Collected data
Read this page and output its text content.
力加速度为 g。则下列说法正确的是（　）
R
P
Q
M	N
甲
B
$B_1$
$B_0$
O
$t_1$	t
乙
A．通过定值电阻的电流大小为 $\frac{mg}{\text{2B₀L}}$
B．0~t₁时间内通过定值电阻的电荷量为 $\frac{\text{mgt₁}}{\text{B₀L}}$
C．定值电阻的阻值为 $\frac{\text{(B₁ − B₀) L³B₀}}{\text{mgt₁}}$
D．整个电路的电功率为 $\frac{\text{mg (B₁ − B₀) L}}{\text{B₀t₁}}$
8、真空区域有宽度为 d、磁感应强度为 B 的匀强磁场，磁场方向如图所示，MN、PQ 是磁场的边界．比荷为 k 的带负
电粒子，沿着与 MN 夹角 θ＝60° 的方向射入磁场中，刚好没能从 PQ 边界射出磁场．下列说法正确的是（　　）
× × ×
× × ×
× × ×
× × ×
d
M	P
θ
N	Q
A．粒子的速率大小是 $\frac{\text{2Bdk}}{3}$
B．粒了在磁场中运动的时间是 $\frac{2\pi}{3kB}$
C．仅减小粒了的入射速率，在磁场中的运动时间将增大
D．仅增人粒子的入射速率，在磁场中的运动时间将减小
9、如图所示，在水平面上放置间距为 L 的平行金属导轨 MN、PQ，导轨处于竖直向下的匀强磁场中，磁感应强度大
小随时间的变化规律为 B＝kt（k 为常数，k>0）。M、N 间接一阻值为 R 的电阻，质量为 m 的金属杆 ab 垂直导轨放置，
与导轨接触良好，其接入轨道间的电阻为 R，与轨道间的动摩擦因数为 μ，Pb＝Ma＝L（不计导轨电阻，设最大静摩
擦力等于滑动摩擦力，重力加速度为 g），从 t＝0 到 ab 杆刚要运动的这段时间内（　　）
...
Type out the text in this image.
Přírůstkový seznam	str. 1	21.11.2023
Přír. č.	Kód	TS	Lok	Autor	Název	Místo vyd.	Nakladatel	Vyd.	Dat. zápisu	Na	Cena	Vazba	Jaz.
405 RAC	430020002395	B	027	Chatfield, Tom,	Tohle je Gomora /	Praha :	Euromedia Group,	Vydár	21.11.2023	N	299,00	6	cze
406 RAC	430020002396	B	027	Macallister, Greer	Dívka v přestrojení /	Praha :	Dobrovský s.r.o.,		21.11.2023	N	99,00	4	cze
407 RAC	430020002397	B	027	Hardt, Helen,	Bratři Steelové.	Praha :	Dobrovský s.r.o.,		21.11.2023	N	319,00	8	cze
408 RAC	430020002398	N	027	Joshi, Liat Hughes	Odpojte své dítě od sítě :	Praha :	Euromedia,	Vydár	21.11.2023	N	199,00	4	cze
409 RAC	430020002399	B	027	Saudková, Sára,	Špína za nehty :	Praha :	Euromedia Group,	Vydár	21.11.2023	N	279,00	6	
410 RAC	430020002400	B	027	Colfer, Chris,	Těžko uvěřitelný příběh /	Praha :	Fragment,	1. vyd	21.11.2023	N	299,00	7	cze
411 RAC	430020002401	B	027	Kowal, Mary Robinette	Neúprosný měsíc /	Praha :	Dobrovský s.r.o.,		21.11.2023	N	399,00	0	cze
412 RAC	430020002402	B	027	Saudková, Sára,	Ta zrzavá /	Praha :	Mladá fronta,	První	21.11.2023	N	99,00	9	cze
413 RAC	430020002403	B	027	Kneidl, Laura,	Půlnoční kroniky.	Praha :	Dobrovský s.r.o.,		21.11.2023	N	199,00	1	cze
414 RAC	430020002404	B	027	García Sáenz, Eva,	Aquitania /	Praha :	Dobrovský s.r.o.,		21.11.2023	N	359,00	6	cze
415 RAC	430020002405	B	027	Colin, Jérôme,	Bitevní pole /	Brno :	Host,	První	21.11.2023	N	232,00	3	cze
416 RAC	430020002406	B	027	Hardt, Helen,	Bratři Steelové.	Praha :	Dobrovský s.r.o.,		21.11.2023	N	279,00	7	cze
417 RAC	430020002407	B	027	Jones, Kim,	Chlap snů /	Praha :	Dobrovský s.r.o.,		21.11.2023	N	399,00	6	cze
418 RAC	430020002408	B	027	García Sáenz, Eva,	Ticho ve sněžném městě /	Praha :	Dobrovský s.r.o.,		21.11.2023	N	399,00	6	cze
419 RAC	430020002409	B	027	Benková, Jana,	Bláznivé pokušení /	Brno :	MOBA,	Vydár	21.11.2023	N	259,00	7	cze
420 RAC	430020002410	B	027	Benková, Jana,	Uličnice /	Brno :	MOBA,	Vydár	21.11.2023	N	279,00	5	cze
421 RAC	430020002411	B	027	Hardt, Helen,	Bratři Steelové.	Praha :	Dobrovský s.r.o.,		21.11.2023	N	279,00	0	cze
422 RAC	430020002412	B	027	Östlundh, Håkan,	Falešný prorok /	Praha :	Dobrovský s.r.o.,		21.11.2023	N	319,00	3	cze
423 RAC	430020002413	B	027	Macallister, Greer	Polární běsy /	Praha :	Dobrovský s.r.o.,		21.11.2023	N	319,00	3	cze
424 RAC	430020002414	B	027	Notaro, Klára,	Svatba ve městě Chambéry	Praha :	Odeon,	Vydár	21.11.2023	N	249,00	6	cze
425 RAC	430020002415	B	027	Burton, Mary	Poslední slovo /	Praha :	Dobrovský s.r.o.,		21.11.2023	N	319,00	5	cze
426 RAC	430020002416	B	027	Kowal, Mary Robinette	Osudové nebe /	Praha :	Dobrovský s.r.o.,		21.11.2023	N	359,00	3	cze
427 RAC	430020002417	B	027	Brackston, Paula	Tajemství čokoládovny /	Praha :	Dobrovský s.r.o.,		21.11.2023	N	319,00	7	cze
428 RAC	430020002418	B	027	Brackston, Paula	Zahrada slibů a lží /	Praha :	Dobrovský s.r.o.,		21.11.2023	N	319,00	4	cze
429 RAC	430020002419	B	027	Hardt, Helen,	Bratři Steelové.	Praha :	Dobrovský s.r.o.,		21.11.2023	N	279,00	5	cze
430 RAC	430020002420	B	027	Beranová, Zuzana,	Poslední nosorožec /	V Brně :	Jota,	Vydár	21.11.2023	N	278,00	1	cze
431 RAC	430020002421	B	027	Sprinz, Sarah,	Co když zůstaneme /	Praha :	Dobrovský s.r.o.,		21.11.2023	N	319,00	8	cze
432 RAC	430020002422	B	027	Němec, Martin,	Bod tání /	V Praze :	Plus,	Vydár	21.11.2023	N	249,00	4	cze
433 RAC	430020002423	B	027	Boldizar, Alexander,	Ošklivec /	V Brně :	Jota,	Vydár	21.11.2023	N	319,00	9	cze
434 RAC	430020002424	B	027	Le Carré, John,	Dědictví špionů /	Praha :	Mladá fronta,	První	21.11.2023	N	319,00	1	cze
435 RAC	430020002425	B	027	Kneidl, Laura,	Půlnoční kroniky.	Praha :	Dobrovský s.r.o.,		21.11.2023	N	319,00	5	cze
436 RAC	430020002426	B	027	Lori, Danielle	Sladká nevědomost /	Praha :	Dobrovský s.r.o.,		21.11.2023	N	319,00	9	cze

» **TASK DETAILS**: Exactly how many lines of the material contain the word "Kowal"? Write the number alone.

» **EXERCISE ANSWER**: 2